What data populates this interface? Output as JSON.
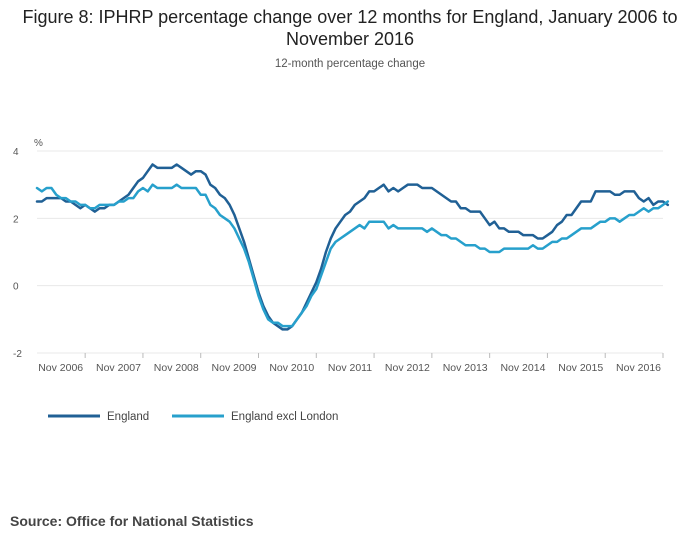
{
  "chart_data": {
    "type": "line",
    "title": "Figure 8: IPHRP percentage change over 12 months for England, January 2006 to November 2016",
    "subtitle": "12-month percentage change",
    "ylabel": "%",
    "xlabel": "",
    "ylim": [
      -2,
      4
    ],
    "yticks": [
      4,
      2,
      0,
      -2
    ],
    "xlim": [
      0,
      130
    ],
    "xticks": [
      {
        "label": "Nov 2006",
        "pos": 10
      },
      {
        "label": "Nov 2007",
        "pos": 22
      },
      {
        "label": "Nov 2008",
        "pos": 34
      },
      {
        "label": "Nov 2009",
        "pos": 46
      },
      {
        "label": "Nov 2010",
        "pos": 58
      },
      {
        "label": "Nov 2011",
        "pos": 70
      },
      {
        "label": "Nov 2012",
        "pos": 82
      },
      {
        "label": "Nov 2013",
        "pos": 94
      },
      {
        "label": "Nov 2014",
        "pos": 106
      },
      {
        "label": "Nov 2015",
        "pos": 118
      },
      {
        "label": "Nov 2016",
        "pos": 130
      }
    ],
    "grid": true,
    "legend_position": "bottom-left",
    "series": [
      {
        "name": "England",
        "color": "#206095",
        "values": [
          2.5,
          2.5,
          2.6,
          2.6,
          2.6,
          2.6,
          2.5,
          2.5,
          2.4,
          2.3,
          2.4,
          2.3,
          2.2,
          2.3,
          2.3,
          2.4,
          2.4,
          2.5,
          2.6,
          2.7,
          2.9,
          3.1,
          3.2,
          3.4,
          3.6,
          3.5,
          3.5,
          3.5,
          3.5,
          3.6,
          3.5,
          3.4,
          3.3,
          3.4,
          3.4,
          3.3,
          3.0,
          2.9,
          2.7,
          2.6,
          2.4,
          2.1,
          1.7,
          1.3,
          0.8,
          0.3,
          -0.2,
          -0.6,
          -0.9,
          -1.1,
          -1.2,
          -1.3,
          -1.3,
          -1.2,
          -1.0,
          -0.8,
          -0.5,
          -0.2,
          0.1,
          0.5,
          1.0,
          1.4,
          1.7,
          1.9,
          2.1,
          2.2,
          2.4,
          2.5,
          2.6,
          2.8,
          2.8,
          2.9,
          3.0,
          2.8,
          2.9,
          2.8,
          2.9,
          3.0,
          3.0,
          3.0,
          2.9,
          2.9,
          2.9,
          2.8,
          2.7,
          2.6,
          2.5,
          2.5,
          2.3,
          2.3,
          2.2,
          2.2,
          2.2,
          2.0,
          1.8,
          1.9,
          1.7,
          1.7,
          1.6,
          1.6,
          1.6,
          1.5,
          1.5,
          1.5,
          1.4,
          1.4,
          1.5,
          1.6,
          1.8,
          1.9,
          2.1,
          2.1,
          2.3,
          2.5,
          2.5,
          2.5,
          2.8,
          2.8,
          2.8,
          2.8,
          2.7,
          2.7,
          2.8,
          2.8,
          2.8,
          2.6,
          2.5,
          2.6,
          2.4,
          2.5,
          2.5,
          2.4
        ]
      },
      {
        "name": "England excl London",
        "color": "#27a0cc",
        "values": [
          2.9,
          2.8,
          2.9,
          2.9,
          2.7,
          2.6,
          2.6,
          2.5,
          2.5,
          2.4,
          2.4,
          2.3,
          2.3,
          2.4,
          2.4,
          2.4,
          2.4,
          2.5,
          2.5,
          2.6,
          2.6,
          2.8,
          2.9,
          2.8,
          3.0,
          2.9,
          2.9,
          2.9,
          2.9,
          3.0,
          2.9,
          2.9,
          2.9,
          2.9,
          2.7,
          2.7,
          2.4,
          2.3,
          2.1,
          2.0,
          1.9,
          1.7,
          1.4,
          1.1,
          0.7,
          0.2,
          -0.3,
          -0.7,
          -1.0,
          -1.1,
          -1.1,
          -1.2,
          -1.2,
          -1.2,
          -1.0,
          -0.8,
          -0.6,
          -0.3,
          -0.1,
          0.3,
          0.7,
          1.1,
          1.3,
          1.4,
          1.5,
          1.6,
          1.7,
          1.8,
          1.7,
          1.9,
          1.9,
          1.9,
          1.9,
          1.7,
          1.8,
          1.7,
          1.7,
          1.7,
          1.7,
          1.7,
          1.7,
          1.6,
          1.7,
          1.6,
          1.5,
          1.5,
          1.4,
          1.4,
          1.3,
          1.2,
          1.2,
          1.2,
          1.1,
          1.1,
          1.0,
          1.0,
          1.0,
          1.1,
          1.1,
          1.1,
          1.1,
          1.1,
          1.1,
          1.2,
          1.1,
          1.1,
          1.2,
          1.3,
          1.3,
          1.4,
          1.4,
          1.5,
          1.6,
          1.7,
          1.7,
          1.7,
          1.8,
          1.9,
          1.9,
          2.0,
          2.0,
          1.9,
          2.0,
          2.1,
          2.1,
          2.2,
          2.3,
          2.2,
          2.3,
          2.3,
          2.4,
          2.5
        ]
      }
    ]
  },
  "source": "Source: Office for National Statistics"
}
----------------------------------------
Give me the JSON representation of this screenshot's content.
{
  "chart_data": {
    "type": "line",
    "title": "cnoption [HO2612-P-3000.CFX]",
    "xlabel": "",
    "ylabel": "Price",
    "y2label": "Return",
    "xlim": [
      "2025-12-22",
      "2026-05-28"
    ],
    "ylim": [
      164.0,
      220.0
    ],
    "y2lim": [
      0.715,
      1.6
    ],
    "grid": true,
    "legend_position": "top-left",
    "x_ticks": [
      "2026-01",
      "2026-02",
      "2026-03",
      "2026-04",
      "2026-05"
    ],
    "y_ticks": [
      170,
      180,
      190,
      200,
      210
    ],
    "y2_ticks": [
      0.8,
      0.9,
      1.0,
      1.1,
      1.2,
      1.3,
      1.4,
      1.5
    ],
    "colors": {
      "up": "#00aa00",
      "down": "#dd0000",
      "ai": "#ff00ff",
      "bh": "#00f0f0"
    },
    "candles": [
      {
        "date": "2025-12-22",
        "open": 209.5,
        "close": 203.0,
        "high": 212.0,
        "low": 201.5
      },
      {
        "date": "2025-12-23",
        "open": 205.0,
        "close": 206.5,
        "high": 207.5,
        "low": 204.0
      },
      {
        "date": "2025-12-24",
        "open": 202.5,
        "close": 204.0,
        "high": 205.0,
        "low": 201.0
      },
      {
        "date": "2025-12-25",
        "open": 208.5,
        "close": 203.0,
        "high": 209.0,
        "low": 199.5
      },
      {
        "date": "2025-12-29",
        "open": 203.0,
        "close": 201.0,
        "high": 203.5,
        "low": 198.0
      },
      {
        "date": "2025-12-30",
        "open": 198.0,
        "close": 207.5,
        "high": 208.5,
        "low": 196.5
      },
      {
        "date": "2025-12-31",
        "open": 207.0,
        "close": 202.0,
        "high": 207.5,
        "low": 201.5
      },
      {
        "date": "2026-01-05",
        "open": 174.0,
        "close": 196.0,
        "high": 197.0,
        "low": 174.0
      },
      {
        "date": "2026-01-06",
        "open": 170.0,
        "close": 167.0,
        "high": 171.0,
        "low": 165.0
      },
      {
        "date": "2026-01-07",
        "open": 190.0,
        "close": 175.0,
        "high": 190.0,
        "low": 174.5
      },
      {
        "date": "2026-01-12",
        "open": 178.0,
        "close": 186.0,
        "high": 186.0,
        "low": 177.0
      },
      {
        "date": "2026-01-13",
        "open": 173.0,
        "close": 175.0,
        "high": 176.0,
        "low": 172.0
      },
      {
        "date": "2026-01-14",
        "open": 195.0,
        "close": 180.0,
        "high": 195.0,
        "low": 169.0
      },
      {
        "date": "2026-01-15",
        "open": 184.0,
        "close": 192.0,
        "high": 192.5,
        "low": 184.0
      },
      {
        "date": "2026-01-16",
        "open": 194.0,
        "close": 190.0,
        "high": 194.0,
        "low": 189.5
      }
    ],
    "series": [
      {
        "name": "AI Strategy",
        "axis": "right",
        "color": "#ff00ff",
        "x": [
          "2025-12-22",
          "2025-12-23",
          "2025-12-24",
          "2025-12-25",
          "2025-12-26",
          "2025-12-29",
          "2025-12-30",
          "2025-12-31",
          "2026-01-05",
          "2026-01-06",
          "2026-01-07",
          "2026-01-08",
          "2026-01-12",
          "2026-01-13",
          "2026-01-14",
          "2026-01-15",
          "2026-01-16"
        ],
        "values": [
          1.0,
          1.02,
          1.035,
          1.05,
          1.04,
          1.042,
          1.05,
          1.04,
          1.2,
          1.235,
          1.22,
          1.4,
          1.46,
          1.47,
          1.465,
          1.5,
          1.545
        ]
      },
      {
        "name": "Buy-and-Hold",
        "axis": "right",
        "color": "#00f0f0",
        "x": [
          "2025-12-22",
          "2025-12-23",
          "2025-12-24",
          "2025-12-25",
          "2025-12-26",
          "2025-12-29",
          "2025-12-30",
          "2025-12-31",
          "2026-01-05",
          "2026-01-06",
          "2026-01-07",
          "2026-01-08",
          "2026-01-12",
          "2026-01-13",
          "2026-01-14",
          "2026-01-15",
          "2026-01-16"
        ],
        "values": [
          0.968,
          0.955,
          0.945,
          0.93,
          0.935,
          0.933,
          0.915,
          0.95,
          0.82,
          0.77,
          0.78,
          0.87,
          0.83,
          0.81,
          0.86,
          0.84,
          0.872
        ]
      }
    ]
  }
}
----------------------------------------
→ STATED TASK: Identify the lines that contain the string "England", and copy every one of them.

→ SOLUTION FOR THIS TASK:
    "title": "Figure 8: IPHRP percentage change over 12 months for England, January 2006 to November 2016",
        "name": "England",
        "name": "England excl London",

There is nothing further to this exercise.